* start Data extract *

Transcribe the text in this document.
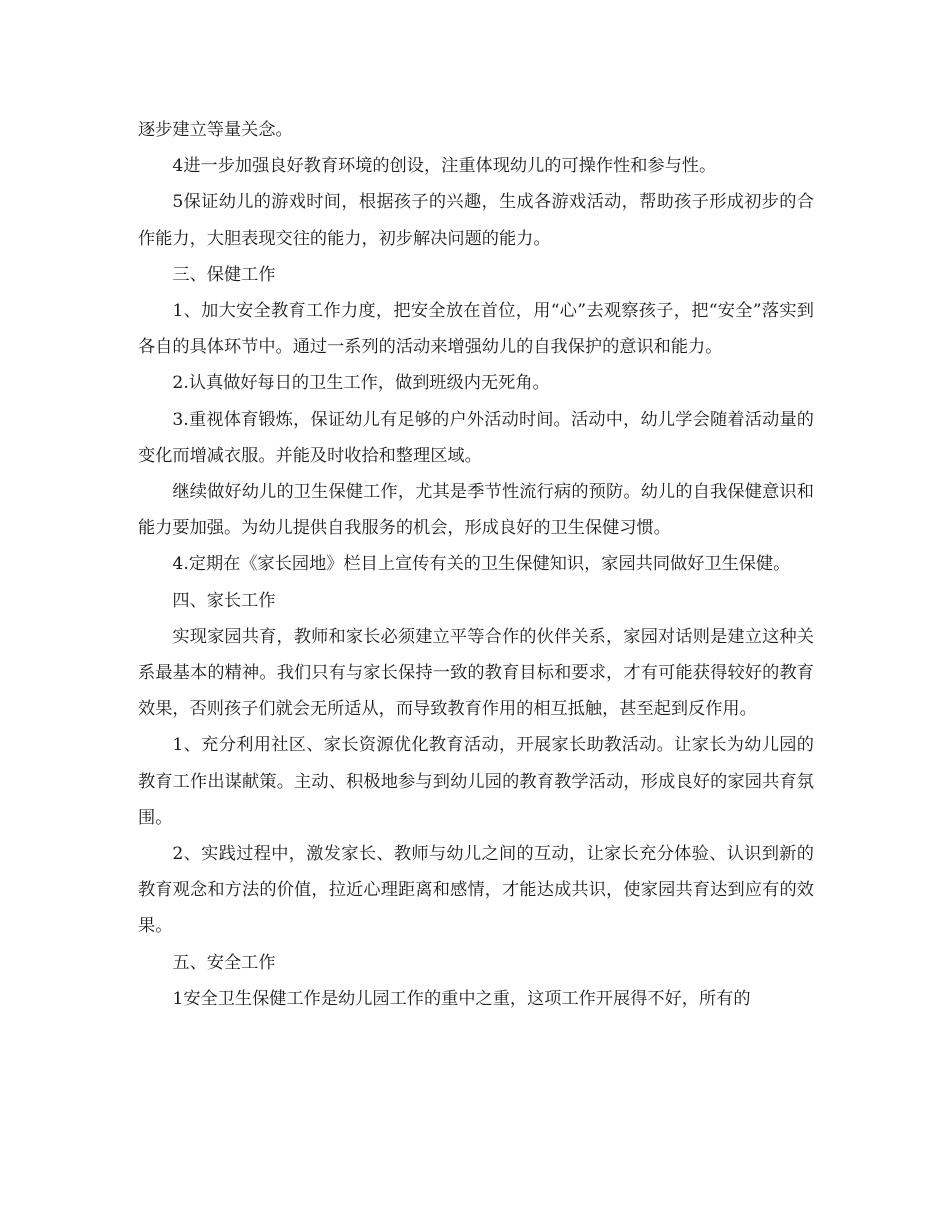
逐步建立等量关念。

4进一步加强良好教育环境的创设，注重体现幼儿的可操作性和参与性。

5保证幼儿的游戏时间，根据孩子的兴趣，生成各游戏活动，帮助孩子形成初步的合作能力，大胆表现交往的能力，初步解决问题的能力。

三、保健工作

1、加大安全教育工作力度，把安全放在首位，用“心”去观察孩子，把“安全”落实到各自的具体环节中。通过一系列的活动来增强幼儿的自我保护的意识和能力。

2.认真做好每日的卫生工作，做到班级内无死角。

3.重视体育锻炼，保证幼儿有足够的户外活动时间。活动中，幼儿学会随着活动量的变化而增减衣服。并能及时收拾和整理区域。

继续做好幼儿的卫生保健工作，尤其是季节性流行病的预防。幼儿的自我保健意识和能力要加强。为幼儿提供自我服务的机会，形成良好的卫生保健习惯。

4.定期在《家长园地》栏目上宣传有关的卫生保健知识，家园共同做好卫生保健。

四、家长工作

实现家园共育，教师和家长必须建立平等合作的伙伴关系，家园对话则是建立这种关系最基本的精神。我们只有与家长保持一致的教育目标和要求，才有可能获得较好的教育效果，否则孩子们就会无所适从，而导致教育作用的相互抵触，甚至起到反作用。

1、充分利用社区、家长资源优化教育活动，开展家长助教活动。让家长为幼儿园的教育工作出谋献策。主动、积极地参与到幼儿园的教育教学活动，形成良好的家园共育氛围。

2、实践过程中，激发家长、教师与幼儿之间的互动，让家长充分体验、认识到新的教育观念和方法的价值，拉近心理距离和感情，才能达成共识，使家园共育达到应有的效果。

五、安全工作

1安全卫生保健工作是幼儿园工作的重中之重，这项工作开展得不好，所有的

* end Data extract *

## Requirement
Quote all of the entries word for word, omitting any pictures.

## Exercise response
Transcribe the text in this document.
逐步建立等量关念。

4进一步加强良好教育环境的创设，注重体现幼儿的可操作性和参与性。

5保证幼儿的游戏时间，根据孩子的兴趣，生成各游戏活动，帮助孩子形成初步的合作能力，大胆表现交往的能力，初步解决问题的能力。

三、保健工作

1、加大安全教育工作力度，把安全放在首位，用“心”去观察孩子，把“安全”落实到各自的具体环节中。通过一系列的活动来增强幼儿的自我保护的意识和能力。

2.认真做好每日的卫生工作，做到班级内无死角。

3.重视体育锻炼，保证幼儿有足够的户外活动时间。活动中，幼儿学会随着活动量的变化而增减衣服。并能及时收拾和整理区域。

继续做好幼儿的卫生保健工作，尤其是季节性流行病的预防。幼儿的自我保健意识和能力要加强。为幼儿提供自我服务的机会，形成良好的卫生保健习惯。

4.定期在《家长园地》栏目上宣传有关的卫生保健知识，家园共同做好卫生保健。

四、家长工作

实现家园共育，教师和家长必须建立平等合作的伙伴关系，家园对话则是建立这种关系最基本的精神。我们只有与家长保持一致的教育目标和要求，才有可能获得较好的教育效果，否则孩子们就会无所适从，而导致教育作用的相互抵触，甚至起到反作用。

1、充分利用社区、家长资源优化教育活动，开展家长助教活动。让家长为幼儿园的教育工作出谋献策。主动、积极地参与到幼儿园的教育教学活动，形成良好的家园共育氛围。

2、实践过程中，激发家长、教师与幼儿之间的互动，让家长充分体验、认识到新的教育观念和方法的价值，拉近心理距离和感情，才能达成共识，使家园共育达到应有的效果。

五、安全工作

1安全卫生保健工作是幼儿园工作的重中之重，这项工作开展得不好，所有的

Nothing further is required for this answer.